--- START OF Records provided ---
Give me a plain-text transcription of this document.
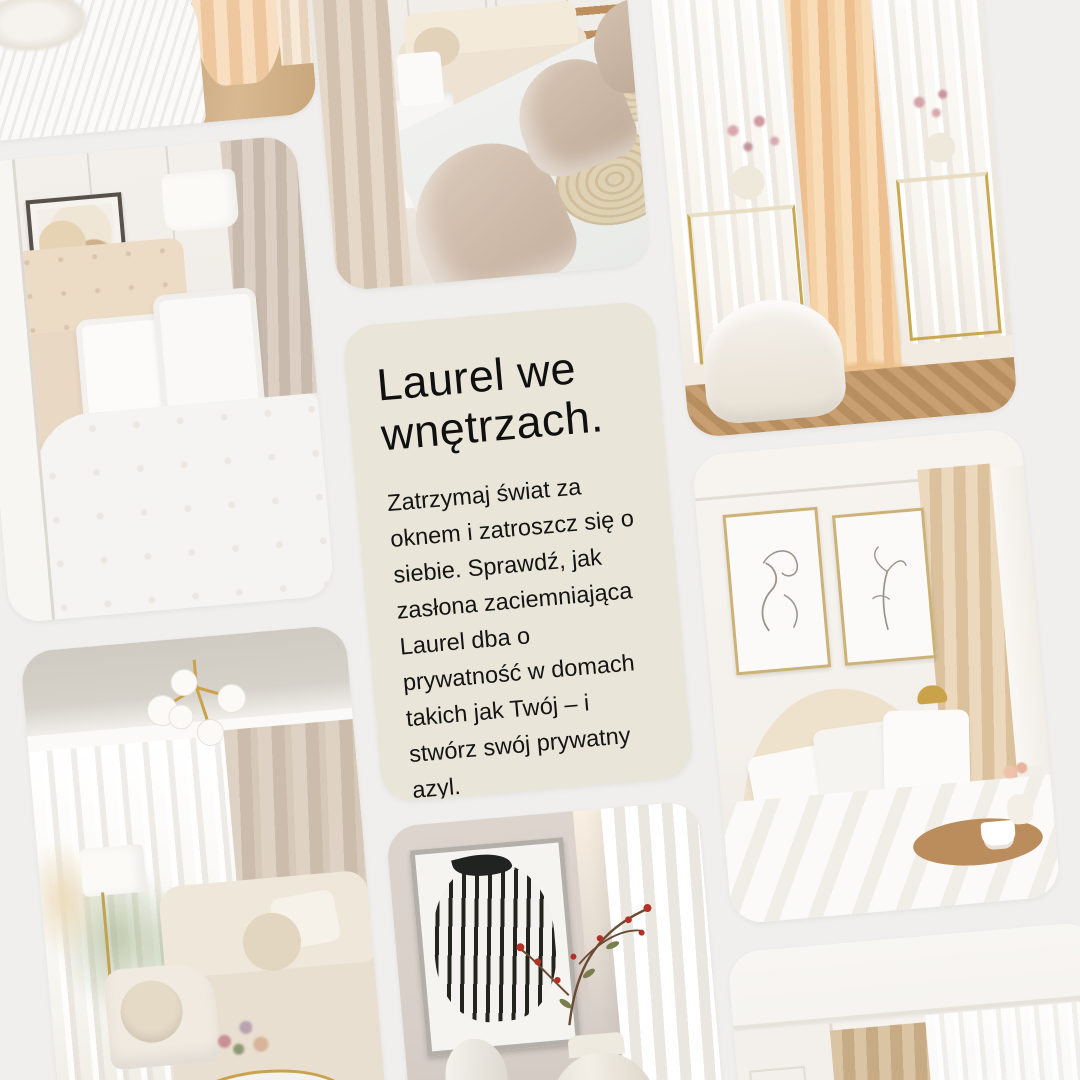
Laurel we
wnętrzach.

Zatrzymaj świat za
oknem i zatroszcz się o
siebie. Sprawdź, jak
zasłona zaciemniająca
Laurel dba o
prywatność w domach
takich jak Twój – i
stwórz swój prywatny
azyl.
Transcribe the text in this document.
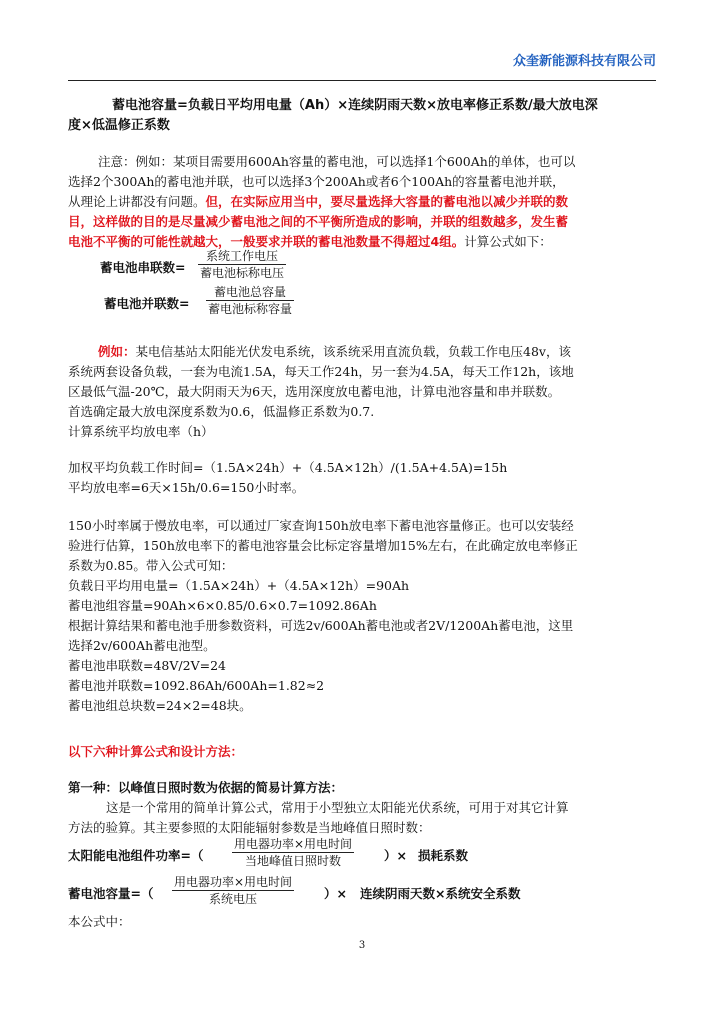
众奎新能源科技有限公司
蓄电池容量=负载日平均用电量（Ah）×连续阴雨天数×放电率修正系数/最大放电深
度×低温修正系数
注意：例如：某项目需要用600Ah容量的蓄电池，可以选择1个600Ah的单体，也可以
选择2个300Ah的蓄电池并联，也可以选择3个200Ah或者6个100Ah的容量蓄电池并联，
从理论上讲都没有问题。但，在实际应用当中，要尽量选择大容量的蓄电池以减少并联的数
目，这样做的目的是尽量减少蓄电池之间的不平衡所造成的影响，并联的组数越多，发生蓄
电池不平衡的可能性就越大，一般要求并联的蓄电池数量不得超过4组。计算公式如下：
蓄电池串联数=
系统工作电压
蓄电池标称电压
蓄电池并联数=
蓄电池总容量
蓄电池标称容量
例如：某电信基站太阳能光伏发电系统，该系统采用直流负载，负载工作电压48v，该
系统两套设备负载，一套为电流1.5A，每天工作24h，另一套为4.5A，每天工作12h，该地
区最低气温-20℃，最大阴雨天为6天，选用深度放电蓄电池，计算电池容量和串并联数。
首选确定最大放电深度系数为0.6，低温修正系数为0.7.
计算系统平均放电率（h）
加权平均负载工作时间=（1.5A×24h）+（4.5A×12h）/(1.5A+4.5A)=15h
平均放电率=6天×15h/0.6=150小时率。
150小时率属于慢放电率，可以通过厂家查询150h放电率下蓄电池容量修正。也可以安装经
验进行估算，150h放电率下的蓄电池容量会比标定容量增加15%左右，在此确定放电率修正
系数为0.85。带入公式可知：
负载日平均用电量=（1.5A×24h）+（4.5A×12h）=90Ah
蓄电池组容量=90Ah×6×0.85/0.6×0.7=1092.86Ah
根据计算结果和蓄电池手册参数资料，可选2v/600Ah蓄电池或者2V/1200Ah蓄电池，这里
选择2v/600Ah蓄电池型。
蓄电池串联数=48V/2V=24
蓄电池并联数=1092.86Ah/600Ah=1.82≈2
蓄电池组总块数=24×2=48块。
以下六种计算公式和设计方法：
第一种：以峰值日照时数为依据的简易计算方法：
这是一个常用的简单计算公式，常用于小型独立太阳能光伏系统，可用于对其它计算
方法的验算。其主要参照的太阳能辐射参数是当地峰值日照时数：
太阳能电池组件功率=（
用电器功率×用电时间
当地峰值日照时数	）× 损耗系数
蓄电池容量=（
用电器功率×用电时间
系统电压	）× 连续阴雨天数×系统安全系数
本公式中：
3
--- END OF Records provided ---
--- START OF Records provided ---
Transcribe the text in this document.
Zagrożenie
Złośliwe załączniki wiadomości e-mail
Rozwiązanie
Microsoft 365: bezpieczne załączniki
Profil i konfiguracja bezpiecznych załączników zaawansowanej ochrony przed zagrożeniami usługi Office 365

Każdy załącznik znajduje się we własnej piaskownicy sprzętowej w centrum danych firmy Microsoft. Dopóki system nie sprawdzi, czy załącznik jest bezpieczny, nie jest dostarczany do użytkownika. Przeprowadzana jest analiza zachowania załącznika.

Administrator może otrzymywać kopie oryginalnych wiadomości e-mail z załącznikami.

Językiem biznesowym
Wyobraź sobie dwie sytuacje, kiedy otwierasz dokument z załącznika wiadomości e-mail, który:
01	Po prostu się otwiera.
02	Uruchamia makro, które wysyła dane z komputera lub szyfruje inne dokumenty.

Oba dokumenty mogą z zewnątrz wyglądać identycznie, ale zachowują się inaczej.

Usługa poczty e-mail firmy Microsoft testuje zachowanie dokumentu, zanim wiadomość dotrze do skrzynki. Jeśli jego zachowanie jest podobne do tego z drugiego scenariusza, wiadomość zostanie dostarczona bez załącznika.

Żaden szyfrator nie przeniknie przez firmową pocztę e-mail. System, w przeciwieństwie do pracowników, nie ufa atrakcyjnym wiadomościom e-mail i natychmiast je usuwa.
--- END OF Records provided ---
--- START OF Records provided ---
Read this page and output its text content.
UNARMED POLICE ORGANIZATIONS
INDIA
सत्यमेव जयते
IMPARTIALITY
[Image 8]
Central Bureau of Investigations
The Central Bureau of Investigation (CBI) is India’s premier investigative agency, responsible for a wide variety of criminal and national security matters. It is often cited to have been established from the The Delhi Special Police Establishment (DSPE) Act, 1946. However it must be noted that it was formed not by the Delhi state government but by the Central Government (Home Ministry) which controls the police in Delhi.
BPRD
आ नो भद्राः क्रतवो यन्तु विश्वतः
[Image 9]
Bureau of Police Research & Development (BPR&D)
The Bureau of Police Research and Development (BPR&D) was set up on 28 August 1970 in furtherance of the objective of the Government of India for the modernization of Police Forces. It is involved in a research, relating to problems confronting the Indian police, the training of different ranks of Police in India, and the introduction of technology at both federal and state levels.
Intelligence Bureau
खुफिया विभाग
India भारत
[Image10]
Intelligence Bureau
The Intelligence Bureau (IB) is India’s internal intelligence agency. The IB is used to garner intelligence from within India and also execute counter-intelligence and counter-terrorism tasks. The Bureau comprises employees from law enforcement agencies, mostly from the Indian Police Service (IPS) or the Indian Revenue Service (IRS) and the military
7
--- END OF Records provided ---
Short exercise → Pull every line containing "text" from the material above.

Final result →
Give me a plain-text transcription of this document.
Transcribe the text in this document.
Transcribe the text in this document.
Read this page and output its text content.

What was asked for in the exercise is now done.